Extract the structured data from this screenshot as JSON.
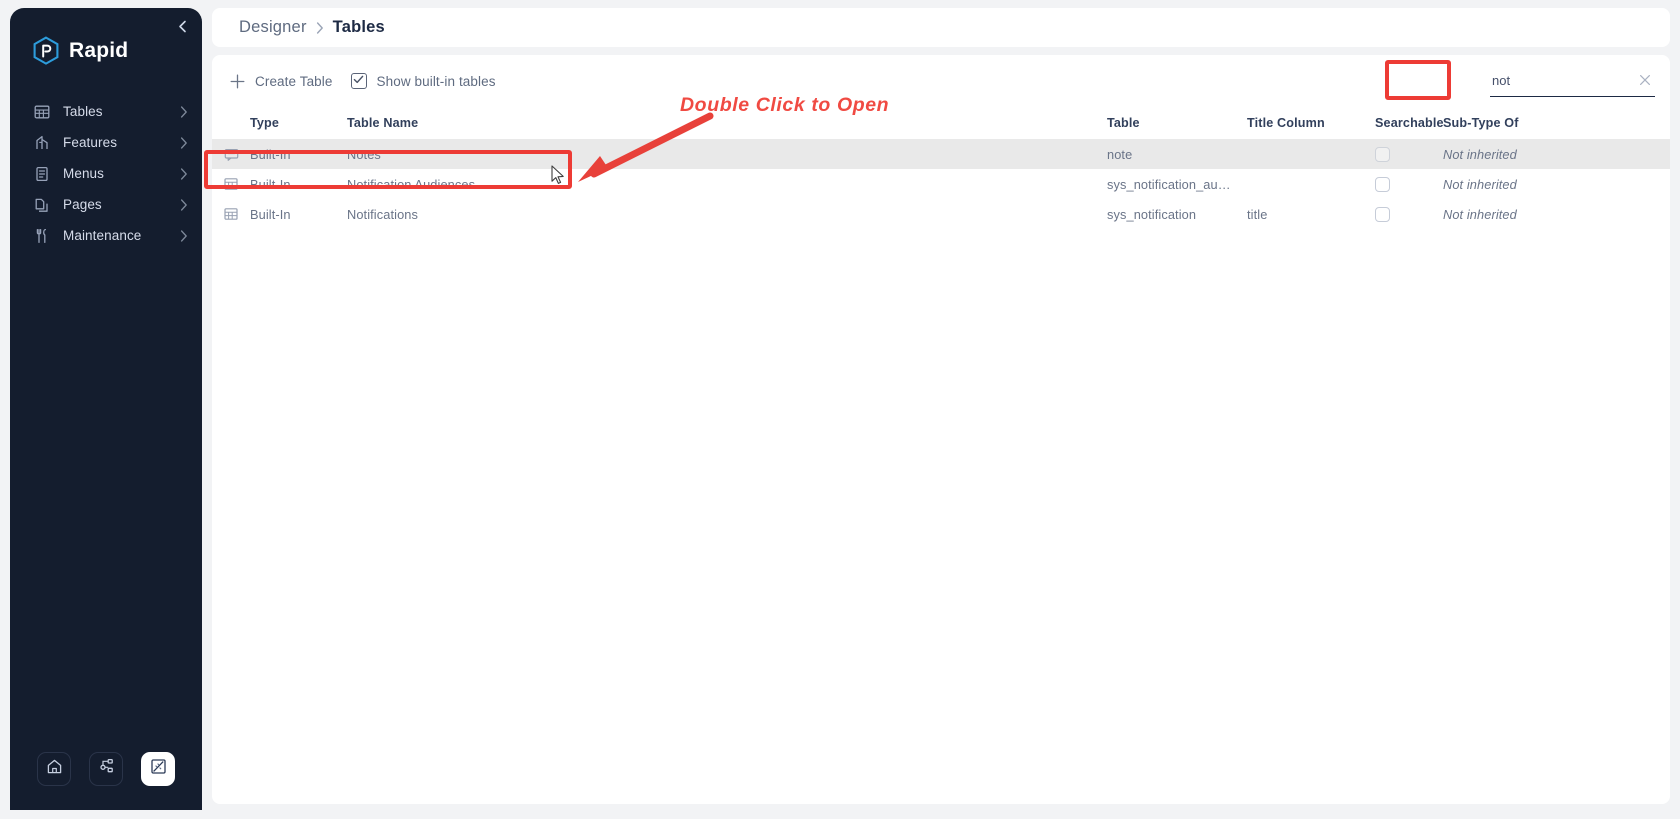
{
  "sidebar": {
    "brand_name": "Rapid",
    "brand_icon": "rapid-hex-logo",
    "collapse_icon": "chevron-left-icon",
    "items": [
      {
        "label": "Tables",
        "icon": "table-grid-icon",
        "chevron": "chevron-right-icon"
      },
      {
        "label": "Features",
        "icon": "crane-icon",
        "chevron": "chevron-right-icon"
      },
      {
        "label": "Menus",
        "icon": "list-document-icon",
        "chevron": "chevron-right-icon"
      },
      {
        "label": "Pages",
        "icon": "pages-copy-icon",
        "chevron": "chevron-right-icon"
      },
      {
        "label": "Maintenance",
        "icon": "tools-icon",
        "chevron": "chevron-right-icon"
      }
    ],
    "footer_buttons": [
      {
        "icon": "home-icon",
        "active": false
      },
      {
        "icon": "workflow-icon",
        "active": false
      },
      {
        "icon": "designer-ruler-pencil-icon",
        "active": true
      }
    ]
  },
  "breadcrumb": {
    "parent": "Designer",
    "separator": "chevron-right-icon",
    "current": "Tables"
  },
  "toolbar": {
    "create_table_label": "Create Table",
    "create_table_icon": "plus-icon",
    "show_builtin_label": "Show built-in tables",
    "show_builtin_checked": true,
    "checkbox_icon": "check-icon"
  },
  "search": {
    "value": "not",
    "placeholder": "",
    "clear_icon": "close-x-icon"
  },
  "table": {
    "columns": {
      "type": "Type",
      "table_name": "Table Name",
      "table": "Table",
      "title_column": "Title Column",
      "searchable": "Searchable",
      "sub_type_of": "Sub-Type Of"
    },
    "rows": [
      {
        "row_icon": "comment-bubble-icon",
        "type": "Built-In",
        "table_name": "Notes",
        "table": "note",
        "title_column": "",
        "searchable": false,
        "sub_type_of": "Not inherited",
        "selected": true
      },
      {
        "row_icon": "table-grid-icon",
        "type": "Built-In",
        "table_name": "Notification Audiences",
        "table": "sys_notification_au…",
        "title_column": "",
        "searchable": false,
        "sub_type_of": "Not inherited",
        "selected": false
      },
      {
        "row_icon": "table-grid-icon",
        "type": "Built-In",
        "table_name": "Notifications",
        "table": "sys_notification",
        "title_column": "title",
        "searchable": false,
        "sub_type_of": "Not inherited",
        "selected": false
      }
    ]
  },
  "annotations": {
    "callout_text": "Double Click to Open",
    "highlight_color": "#ed3b35",
    "arrow_icon": "arrow-pointing-down-left-icon",
    "cursor_icon": "mouse-pointer-icon"
  }
}
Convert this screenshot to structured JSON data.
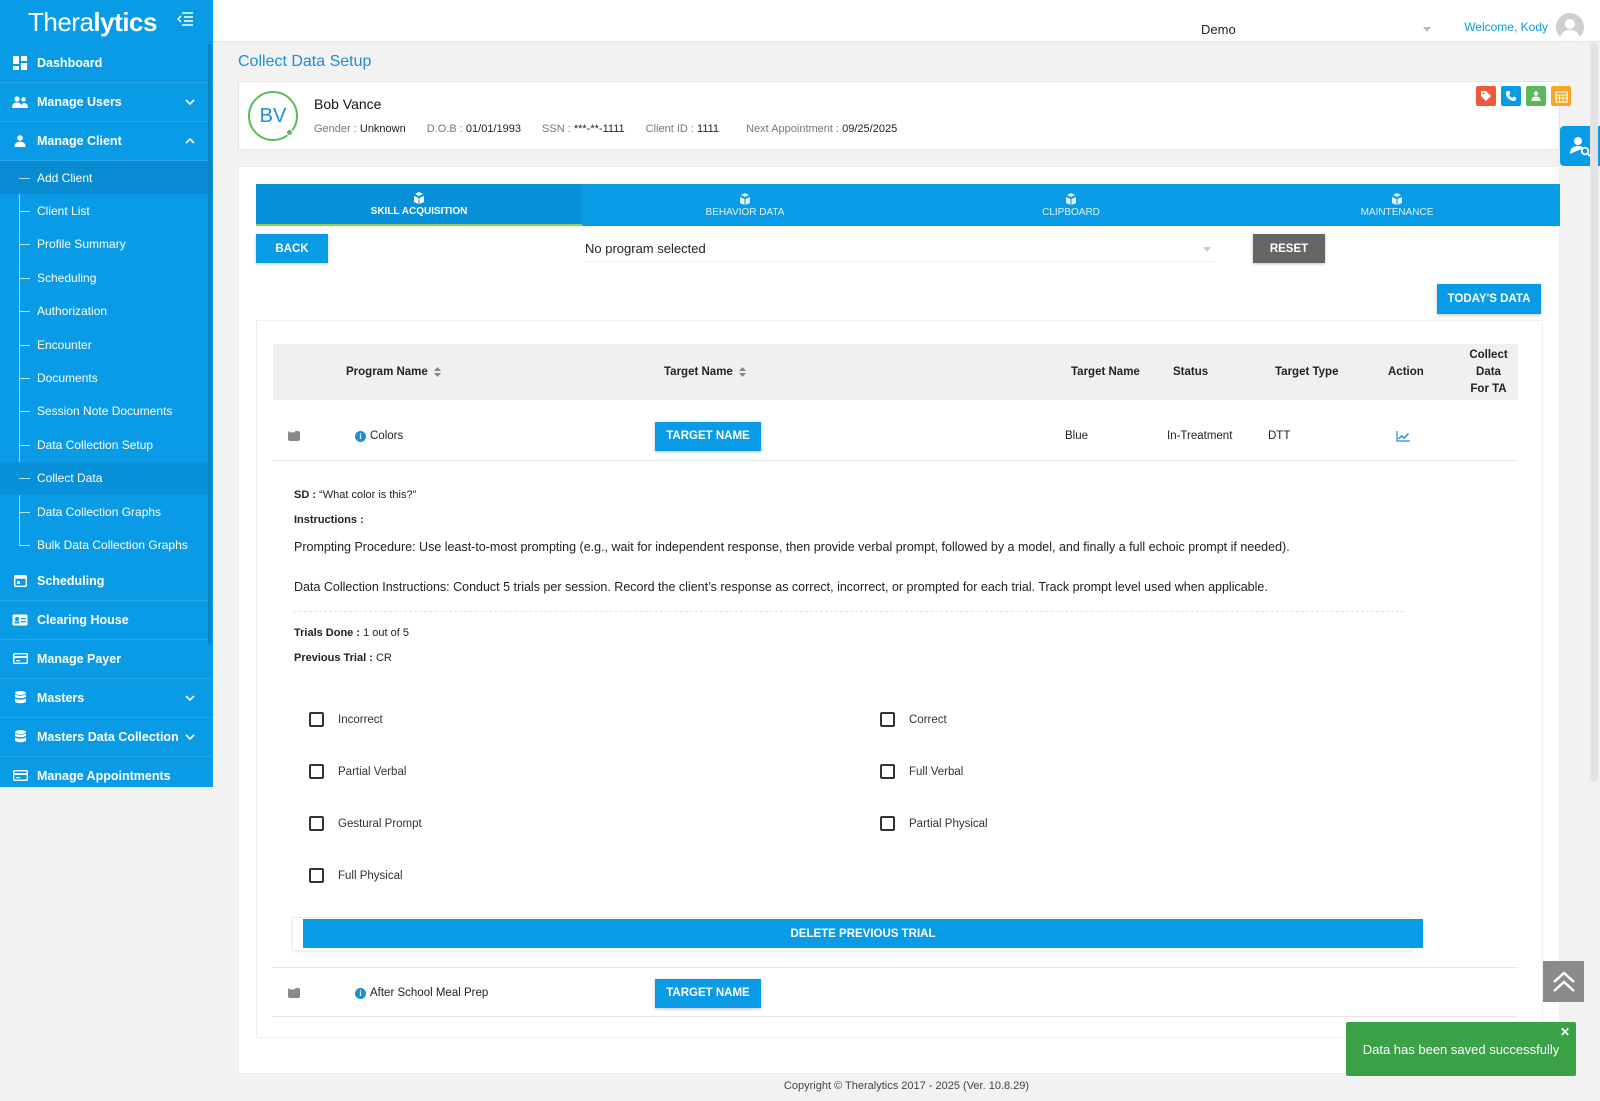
{
  "brand": {
    "logo_light": "Thera",
    "logo_bold": "lytics"
  },
  "sidebar": {
    "items": [
      {
        "label": "Dashboard"
      },
      {
        "label": "Manage Users"
      },
      {
        "label": "Manage Client"
      }
    ],
    "client_sub": [
      {
        "label": "Add Client"
      },
      {
        "label": "Client List"
      },
      {
        "label": "Profile Summary"
      },
      {
        "label": "Scheduling"
      },
      {
        "label": "Authorization"
      },
      {
        "label": "Encounter"
      },
      {
        "label": "Documents"
      },
      {
        "label": "Session Note Documents"
      },
      {
        "label": "Data Collection Setup"
      },
      {
        "label": "Collect Data"
      },
      {
        "label": "Data Collection Graphs"
      },
      {
        "label": "Bulk Data Collection Graphs"
      }
    ],
    "bottom_items": [
      {
        "label": "Scheduling"
      },
      {
        "label": "Clearing House"
      },
      {
        "label": "Manage Payer"
      },
      {
        "label": "Masters"
      },
      {
        "label": "Masters Data Collection"
      },
      {
        "label": "Manage Appointments"
      }
    ]
  },
  "topbar": {
    "org": "Demo",
    "welcome": "Welcome, Kody"
  },
  "page_title": "Collect Data Setup",
  "client": {
    "initials": "BV",
    "name": "Bob Vance",
    "gender_label": "Gender :",
    "gender": "Unknown",
    "dob_label": "D.O.B :",
    "dob": "01/01/1993",
    "ssn_label": "SSN :",
    "ssn": "***-**-1111",
    "client_id_label": "Client ID :",
    "client_id": "1111",
    "next_appt_label": "Next Appointment :",
    "next_appt": "09/25/2025"
  },
  "tabs": [
    {
      "label": "SKILL ACQUISITION"
    },
    {
      "label": "BEHAVIOR DATA"
    },
    {
      "label": "CLIPBOARD"
    },
    {
      "label": "MAINTENANCE"
    }
  ],
  "controls": {
    "back": "BACK",
    "program_select": "No program selected",
    "reset": "RESET",
    "todays_data": "TODAY'S DATA"
  },
  "table": {
    "headers": {
      "program_name": "Program Name",
      "target_name": "Target Name",
      "target_name2": "Target Name",
      "status": "Status",
      "target_type": "Target Type",
      "action": "Action",
      "collect_line1": "Collect Data",
      "collect_line2": "For TA"
    },
    "rows": [
      {
        "program": "Colors",
        "button": "TARGET NAME",
        "target": "Blue",
        "status": "In-Treatment",
        "type": "DTT"
      },
      {
        "program": "After School Meal Prep",
        "button": "TARGET NAME"
      }
    ]
  },
  "detail": {
    "sd_label": "SD :",
    "sd": "“What color is this?”",
    "instructions_label": "Instructions :",
    "prompting": "Prompting Procedure: Use least-to-most prompting (e.g., wait for independent response, then provide verbal prompt, followed by a model, and finally a full echoic prompt if needed).",
    "data_instr": "Data Collection Instructions: Conduct 5 trials per session. Record the client’s response as correct, incorrect, or prompted for each trial. Track prompt level used when applicable.",
    "trials_label": "Trials Done :",
    "trials": "1 out of 5",
    "prev_label": "Previous Trial :",
    "prev": "CR",
    "options_left": [
      "Incorrect",
      "Partial Verbal",
      "Gestural Prompt",
      "Full Physical"
    ],
    "options_right": [
      "Correct",
      "Full Verbal",
      "Partial Physical"
    ],
    "delete_btn": "DELETE PREVIOUS TRIAL"
  },
  "footer": "Copyright © Theralytics 2017 - 2025 (Ver. 10.8.29)",
  "toast": {
    "message": "Data has been saved successfully"
  },
  "colors": {
    "primary": "#0a9be6",
    "success": "#3aa147",
    "gray_button": "#666666"
  }
}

- Exercise objective: Select the lines from the entries that include the word "structured".

- Exercise solution:
Extract the structured data from this screenshot as JSON.
Convert this screenshot to structured JSON data.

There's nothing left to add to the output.